### Listed entries
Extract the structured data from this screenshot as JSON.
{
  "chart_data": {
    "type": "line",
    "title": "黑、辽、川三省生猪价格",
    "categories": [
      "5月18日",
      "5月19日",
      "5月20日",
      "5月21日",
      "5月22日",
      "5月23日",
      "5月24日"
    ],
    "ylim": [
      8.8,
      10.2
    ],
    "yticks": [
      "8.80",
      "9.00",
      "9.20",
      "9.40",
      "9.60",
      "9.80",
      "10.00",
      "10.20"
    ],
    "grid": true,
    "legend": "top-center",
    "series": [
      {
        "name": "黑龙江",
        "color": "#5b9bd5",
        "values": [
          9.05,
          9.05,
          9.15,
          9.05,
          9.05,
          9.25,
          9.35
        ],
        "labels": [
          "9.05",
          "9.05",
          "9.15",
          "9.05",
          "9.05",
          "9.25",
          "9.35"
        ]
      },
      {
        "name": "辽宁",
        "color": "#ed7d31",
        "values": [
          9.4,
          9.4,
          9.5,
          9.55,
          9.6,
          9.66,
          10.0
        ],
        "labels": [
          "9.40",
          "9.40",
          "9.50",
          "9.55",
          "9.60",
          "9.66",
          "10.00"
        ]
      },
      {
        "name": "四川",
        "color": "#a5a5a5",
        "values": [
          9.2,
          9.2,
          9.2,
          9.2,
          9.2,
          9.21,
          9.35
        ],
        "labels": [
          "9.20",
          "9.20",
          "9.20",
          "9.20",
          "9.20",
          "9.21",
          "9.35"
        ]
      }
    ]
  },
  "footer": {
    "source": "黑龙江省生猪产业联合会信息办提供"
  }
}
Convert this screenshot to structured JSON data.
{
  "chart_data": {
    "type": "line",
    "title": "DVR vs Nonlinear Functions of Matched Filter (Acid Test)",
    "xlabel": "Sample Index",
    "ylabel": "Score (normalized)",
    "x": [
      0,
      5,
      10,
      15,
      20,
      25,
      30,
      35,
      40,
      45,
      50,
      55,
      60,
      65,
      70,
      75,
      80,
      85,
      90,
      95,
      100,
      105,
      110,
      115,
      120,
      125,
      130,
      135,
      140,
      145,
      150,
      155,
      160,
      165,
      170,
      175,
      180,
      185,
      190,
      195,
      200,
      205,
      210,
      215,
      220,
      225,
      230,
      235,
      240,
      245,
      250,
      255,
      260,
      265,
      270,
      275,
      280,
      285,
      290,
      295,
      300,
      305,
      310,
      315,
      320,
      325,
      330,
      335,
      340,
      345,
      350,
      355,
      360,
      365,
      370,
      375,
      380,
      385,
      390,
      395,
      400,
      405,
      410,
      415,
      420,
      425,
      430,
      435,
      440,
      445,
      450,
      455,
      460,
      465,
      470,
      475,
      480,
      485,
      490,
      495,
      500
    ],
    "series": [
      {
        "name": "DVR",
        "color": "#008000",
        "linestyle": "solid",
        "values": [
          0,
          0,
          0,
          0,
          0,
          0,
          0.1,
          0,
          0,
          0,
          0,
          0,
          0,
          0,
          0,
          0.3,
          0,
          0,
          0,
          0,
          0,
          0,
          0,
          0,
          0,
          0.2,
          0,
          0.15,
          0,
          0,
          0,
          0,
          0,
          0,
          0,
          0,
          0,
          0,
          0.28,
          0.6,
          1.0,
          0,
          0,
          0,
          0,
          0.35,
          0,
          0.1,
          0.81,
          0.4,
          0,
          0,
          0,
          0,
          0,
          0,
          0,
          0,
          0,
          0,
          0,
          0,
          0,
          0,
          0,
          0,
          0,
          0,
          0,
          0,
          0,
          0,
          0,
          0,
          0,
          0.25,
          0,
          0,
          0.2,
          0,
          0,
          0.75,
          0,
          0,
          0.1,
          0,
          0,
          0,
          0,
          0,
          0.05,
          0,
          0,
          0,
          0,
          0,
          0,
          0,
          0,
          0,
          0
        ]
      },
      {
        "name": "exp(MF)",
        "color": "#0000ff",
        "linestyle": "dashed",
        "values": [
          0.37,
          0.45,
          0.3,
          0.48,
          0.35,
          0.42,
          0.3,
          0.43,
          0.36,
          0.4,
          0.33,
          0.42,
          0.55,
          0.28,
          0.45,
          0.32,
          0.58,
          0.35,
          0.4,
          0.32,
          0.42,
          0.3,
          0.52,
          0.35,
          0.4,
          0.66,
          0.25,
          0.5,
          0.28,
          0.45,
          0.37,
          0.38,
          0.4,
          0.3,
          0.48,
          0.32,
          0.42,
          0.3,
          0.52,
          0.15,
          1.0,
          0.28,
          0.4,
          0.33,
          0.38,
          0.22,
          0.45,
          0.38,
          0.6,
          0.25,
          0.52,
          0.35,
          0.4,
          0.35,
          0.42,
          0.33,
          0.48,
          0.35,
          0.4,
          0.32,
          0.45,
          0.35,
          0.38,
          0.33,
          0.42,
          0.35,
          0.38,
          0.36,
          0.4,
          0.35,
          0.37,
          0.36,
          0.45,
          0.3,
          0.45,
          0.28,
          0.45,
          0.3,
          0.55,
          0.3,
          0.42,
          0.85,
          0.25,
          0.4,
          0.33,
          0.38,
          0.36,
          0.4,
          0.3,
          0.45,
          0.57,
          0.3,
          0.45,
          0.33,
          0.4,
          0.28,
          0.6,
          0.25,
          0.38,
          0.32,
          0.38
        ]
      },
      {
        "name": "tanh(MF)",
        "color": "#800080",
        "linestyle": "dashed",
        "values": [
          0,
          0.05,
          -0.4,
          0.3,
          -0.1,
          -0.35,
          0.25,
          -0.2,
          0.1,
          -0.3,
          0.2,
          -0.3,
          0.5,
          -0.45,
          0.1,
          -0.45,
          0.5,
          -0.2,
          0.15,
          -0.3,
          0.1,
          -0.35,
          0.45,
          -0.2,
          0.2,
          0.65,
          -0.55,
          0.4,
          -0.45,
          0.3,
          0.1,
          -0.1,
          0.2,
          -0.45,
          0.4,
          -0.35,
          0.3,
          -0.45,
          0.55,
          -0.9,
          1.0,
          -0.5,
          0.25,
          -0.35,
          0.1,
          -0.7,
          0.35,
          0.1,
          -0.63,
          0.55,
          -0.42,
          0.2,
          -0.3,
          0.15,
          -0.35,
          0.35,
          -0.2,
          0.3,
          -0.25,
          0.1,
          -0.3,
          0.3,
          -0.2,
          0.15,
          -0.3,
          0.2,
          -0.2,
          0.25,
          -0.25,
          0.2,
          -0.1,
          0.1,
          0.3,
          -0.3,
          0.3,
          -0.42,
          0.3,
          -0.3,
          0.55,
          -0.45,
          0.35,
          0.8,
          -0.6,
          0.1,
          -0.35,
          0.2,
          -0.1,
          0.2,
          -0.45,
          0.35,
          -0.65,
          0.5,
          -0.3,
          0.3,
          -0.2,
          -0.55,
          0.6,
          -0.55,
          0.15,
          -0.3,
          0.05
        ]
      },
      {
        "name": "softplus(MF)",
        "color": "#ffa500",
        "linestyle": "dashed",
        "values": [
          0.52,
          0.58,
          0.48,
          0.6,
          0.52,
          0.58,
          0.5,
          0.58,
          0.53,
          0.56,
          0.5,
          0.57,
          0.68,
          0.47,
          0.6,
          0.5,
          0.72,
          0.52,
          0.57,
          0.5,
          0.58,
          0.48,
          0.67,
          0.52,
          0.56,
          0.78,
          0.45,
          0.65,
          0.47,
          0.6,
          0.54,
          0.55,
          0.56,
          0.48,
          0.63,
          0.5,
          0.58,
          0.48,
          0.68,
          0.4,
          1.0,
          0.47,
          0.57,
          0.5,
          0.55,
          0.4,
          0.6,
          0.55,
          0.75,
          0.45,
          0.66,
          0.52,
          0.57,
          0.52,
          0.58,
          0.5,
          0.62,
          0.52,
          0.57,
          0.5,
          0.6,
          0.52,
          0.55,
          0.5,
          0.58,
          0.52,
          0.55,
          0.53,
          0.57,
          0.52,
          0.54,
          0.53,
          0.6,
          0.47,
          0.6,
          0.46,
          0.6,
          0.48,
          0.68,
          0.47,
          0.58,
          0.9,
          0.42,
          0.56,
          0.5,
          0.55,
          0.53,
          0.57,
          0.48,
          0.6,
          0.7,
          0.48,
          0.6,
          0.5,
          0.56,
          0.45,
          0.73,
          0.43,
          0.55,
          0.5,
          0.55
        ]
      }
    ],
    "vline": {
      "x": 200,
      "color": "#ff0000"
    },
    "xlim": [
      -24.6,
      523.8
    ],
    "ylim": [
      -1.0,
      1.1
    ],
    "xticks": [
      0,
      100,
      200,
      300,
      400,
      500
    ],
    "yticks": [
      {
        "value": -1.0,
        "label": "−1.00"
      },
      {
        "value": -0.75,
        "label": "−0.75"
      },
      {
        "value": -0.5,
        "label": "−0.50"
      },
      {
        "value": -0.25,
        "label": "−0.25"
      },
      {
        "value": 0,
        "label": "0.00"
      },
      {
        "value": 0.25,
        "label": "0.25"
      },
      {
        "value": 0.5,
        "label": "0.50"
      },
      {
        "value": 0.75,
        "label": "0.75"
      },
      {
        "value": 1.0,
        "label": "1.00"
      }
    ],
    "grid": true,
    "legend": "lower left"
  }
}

### Work to be completed
Write out every line of the data that holds the word "structured".

### Task output
Extract the structured data from this screenshot as JSON.
Convert this screenshot to structured JSON data.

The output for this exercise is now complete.